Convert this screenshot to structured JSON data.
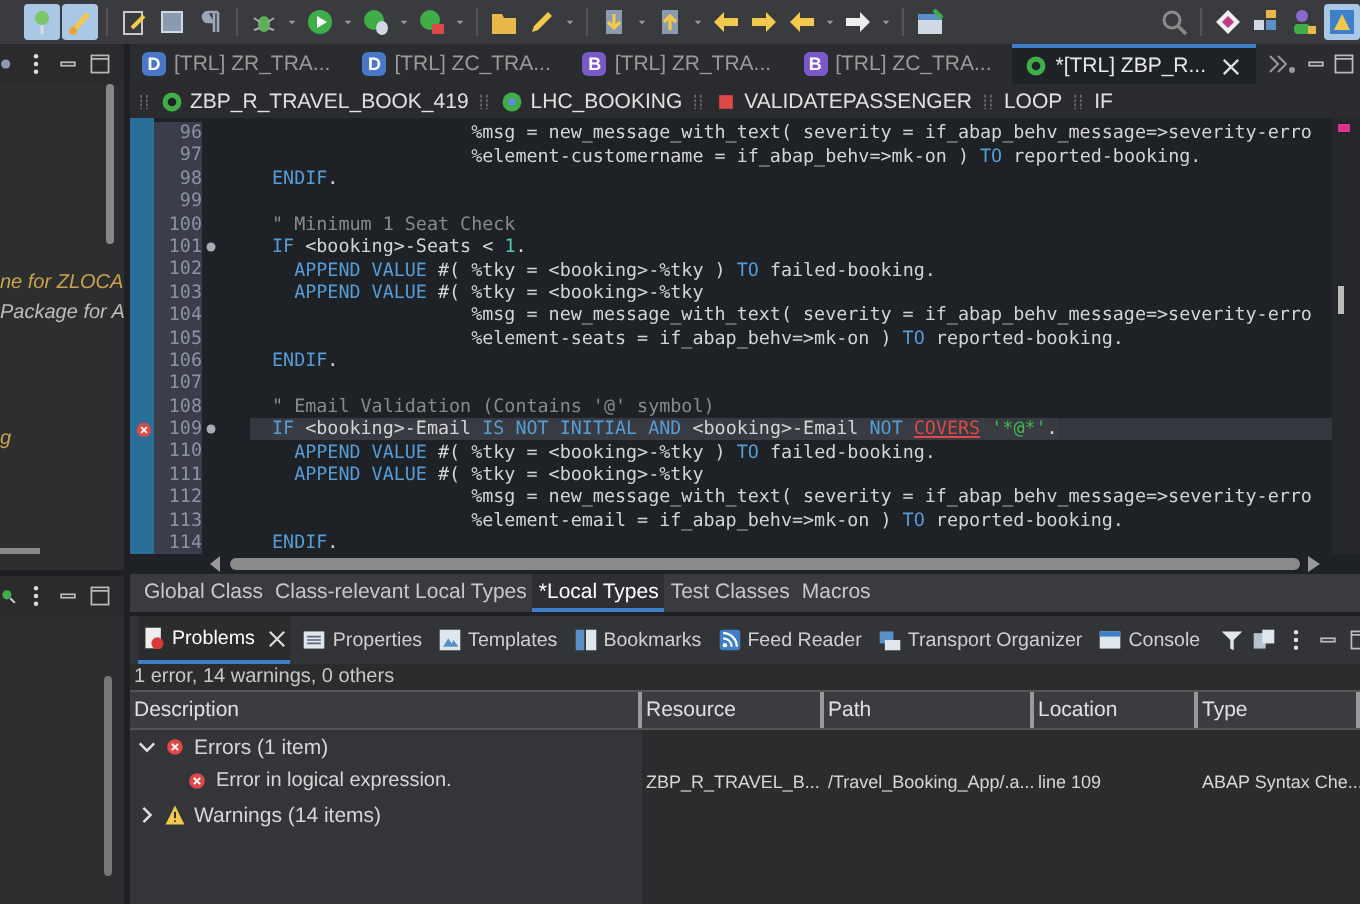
{
  "toolbar": {
    "left": [
      {
        "kind": "pin",
        "pressed": true
      },
      {
        "kind": "brush",
        "pressed": true
      },
      {
        "kind": "sep"
      },
      {
        "kind": "doc-edit",
        "pressed": false
      },
      {
        "kind": "square",
        "pressed": false
      },
      {
        "kind": "pilcrow",
        "pressed": false
      },
      {
        "kind": "sep"
      },
      {
        "kind": "bug",
        "pressed": false
      },
      {
        "kind": "caret",
        "pressed": false
      },
      {
        "kind": "run",
        "pressed": false
      },
      {
        "kind": "caret",
        "pressed": false
      },
      {
        "kind": "debug-run",
        "pressed": false
      },
      {
        "kind": "caret",
        "pressed": false
      },
      {
        "kind": "stop-run",
        "pressed": false
      },
      {
        "kind": "caret",
        "pressed": false
      },
      {
        "kind": "sep"
      },
      {
        "kind": "folder",
        "pressed": false
      },
      {
        "kind": "pencil",
        "pressed": false
      },
      {
        "kind": "caret",
        "pressed": false
      },
      {
        "kind": "sep"
      },
      {
        "kind": "down-doc",
        "pressed": false
      },
      {
        "kind": "caret",
        "pressed": false
      },
      {
        "kind": "up-doc",
        "pressed": false
      },
      {
        "kind": "caret",
        "pressed": false
      },
      {
        "kind": "arrow-left",
        "pressed": false
      },
      {
        "kind": "arrow-right",
        "pressed": false
      },
      {
        "kind": "arrow-left",
        "pressed": false
      },
      {
        "kind": "caret",
        "pressed": false
      },
      {
        "kind": "arrow-right-white",
        "pressed": false
      },
      {
        "kind": "caret",
        "pressed": false
      },
      {
        "kind": "sep"
      },
      {
        "kind": "window",
        "pressed": false
      }
    ],
    "right": [
      {
        "kind": "search",
        "pressed": false
      },
      {
        "kind": "sep"
      },
      {
        "kind": "gem",
        "pressed": false
      },
      {
        "kind": "tiles",
        "pressed": false
      },
      {
        "kind": "person",
        "pressed": false
      },
      {
        "kind": "perspective",
        "pressed": true
      }
    ]
  },
  "left_panel": {
    "texts": [
      {
        "text": "ne for ZLOCA",
        "kind": "accent"
      },
      {
        "text": "Package for A",
        "kind": "plain"
      },
      {
        "text": "g",
        "kind": "accent"
      }
    ]
  },
  "editor_tabs": [
    {
      "badge": "D",
      "kind": "ddl",
      "label": "[TRL] ZR_TRA...",
      "selected": false
    },
    {
      "badge": "D",
      "kind": "ddl",
      "label": "[TRL] ZC_TRA...",
      "selected": false
    },
    {
      "badge": "B",
      "kind": "bdef",
      "label": "[TRL] ZR_TRA...",
      "selected": false
    },
    {
      "badge": "B",
      "kind": "bdef",
      "label": "[TRL] ZC_TRA...",
      "selected": false
    },
    {
      "kind": "class",
      "label": "*[TRL] ZBP_R...",
      "selected": true
    }
  ],
  "breadcrumb": [
    {
      "kind": "class",
      "label": "ZBP_R_TRAVEL_BOOK_419"
    },
    {
      "kind": "local-class",
      "label": "LHC_BOOKING"
    },
    {
      "kind": "method",
      "label": "VALIDATEPASSENGER"
    },
    {
      "kind": "plain",
      "label": "LOOP"
    },
    {
      "kind": "plain",
      "label": "IF"
    }
  ],
  "code": [
    {
      "number": "96",
      "highlighted": false,
      "segments": [
        {
          "kind": "plain",
          "text": "                  %msg = new_message_with_text( severity = if_abap_behv_message=>severity-erro"
        }
      ]
    },
    {
      "number": "97",
      "highlighted": false,
      "segments": [
        {
          "kind": "plain",
          "text": "                  %element-customername = if_abap_behv=>mk-on ) "
        },
        {
          "kind": "kw",
          "text": "TO"
        },
        {
          "kind": "plain",
          "text": " reported-booking."
        }
      ]
    },
    {
      "number": "98",
      "highlighted": false,
      "segments": [
        {
          "kind": "kw",
          "text": "ENDIF"
        },
        {
          "kind": "plain",
          "text": "."
        }
      ]
    },
    {
      "number": "99",
      "highlighted": false
    },
    {
      "number": "100",
      "highlighted": false,
      "segments": [
        {
          "kind": "comment",
          "text": "\" Minimum 1 Seat Check"
        }
      ]
    },
    {
      "number": "101",
      "highlighted": false,
      "fold_marker": true,
      "error": false,
      "segments": [
        {
          "kind": "kw",
          "text": "IF"
        },
        {
          "kind": "plain",
          "text": " <booking>-Seats < "
        },
        {
          "kind": "number",
          "text": "1"
        },
        {
          "kind": "plain",
          "text": "."
        }
      ]
    },
    {
      "number": "102",
      "highlighted": false,
      "segments": [
        {
          "kind": "kw",
          "text": "  APPEND VALUE"
        },
        {
          "kind": "plain",
          "text": " #( %tky = <booking>-%tky ) "
        },
        {
          "kind": "kw",
          "text": "TO"
        },
        {
          "kind": "plain",
          "text": " failed-booking."
        }
      ]
    },
    {
      "number": "103",
      "highlighted": false,
      "segments": [
        {
          "kind": "kw",
          "text": "  APPEND VALUE"
        },
        {
          "kind": "plain",
          "text": " #( %tky = <booking>-%tky"
        }
      ]
    },
    {
      "number": "104",
      "highlighted": false,
      "segments": [
        {
          "kind": "plain",
          "text": "                  %msg = new_message_with_text( severity = if_abap_behv_message=>severity-erro"
        }
      ]
    },
    {
      "number": "105",
      "highlighted": false,
      "segments": [
        {
          "kind": "plain",
          "text": "                  %element-seats = if_abap_behv=>mk-on ) "
        },
        {
          "kind": "kw",
          "text": "TO"
        },
        {
          "kind": "plain",
          "text": " reported-booking."
        }
      ]
    },
    {
      "number": "106",
      "highlighted": false,
      "segments": [
        {
          "kind": "kw",
          "text": "ENDIF"
        },
        {
          "kind": "plain",
          "text": "."
        }
      ]
    },
    {
      "number": "107",
      "highlighted": false
    },
    {
      "number": "108",
      "highlighted": false,
      "segments": [
        {
          "kind": "comment",
          "text": "\" Email Validation (Contains '@' symbol)"
        }
      ]
    },
    {
      "number": "109",
      "highlighted": true,
      "fold_marker": true,
      "error": true,
      "segments": [
        {
          "kind": "kw",
          "text": "IF"
        },
        {
          "kind": "plain",
          "text": " <booking>-Email "
        },
        {
          "kind": "kw",
          "text": "IS NOT INITIAL AND"
        },
        {
          "kind": "plain",
          "text": " <booking>-Email "
        },
        {
          "kind": "kw",
          "text": "NOT "
        },
        {
          "kind": "error",
          "text": "COVERS"
        },
        {
          "kind": "string",
          "text": " '*@*'"
        },
        {
          "kind": "plain",
          "text": "."
        }
      ]
    },
    {
      "number": "110",
      "highlighted": false,
      "segments": [
        {
          "kind": "kw",
          "text": "  APPEND VALUE"
        },
        {
          "kind": "plain",
          "text": " #( %tky = <booking>-%tky ) "
        },
        {
          "kind": "kw",
          "text": "TO"
        },
        {
          "kind": "plain",
          "text": " failed-booking."
        }
      ]
    },
    {
      "number": "111",
      "highlighted": false,
      "segments": [
        {
          "kind": "kw",
          "text": "  APPEND VALUE"
        },
        {
          "kind": "plain",
          "text": " #( %tky = <booking>-%tky"
        }
      ]
    },
    {
      "number": "112",
      "highlighted": false,
      "segments": [
        {
          "kind": "plain",
          "text": "                  %msg = new_message_with_text( severity = if_abap_behv_message=>severity-erro"
        }
      ]
    },
    {
      "number": "113",
      "highlighted": false,
      "segments": [
        {
          "kind": "plain",
          "text": "                  %element-email = if_abap_behv=>mk-on ) "
        },
        {
          "kind": "kw",
          "text": "TO"
        },
        {
          "kind": "plain",
          "text": " reported-booking."
        }
      ]
    },
    {
      "number": "114",
      "highlighted": false,
      "segments": [
        {
          "kind": "kw",
          "text": "ENDIF"
        },
        {
          "kind": "plain",
          "text": "."
        }
      ]
    }
  ],
  "source_tabs": [
    {
      "label": "Global Class",
      "selected": false
    },
    {
      "label": "Class-relevant Local Types",
      "selected": false
    },
    {
      "label": "*Local Types",
      "selected": true
    },
    {
      "label": "Test Classes",
      "selected": false
    },
    {
      "label": "Macros",
      "selected": false
    }
  ],
  "view_tabs": [
    {
      "kind": "problems",
      "label": "Problems",
      "selected": true
    },
    {
      "kind": "properties",
      "label": "Properties",
      "selected": false
    },
    {
      "kind": "templates",
      "label": "Templates",
      "selected": false
    },
    {
      "kind": "bookmarks",
      "label": "Bookmarks",
      "selected": false
    },
    {
      "kind": "feed",
      "label": "Feed Reader",
      "selected": false
    },
    {
      "kind": "transport",
      "label": "Transport Organizer",
      "selected": false
    },
    {
      "kind": "console",
      "label": "Console",
      "selected": false
    }
  ],
  "problems": {
    "summary": "1 error, 14 warnings, 0 others",
    "columns": [
      "Description",
      "Resource",
      "Path",
      "Location",
      "Type"
    ],
    "rows": [
      {
        "kind": "error",
        "label": "Errors (1 item)",
        "expanded": true,
        "children": [
          {
            "kind": "error",
            "description": "Error in logical expression.",
            "resource": "ZBP_R_TRAVEL_B...",
            "path": "/Travel_Booking_App/.a...",
            "location": "line 109",
            "type": "ABAP Syntax Che..."
          }
        ]
      },
      {
        "kind": "warning",
        "label": "Warnings (14 items)",
        "expanded": false
      }
    ]
  }
}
▬▬▬
# Objective
From the material above, gather all lines that include the string "element" and copy them.

# Response to the exercise
          "text": "                  %element-customername = if_abap_behv=>mk-on ) "
          "text": "                  %element-seats = if_abap_behv=>mk-on ) "
          "text": "                  %element-email = if_abap_behv=>mk-on ) "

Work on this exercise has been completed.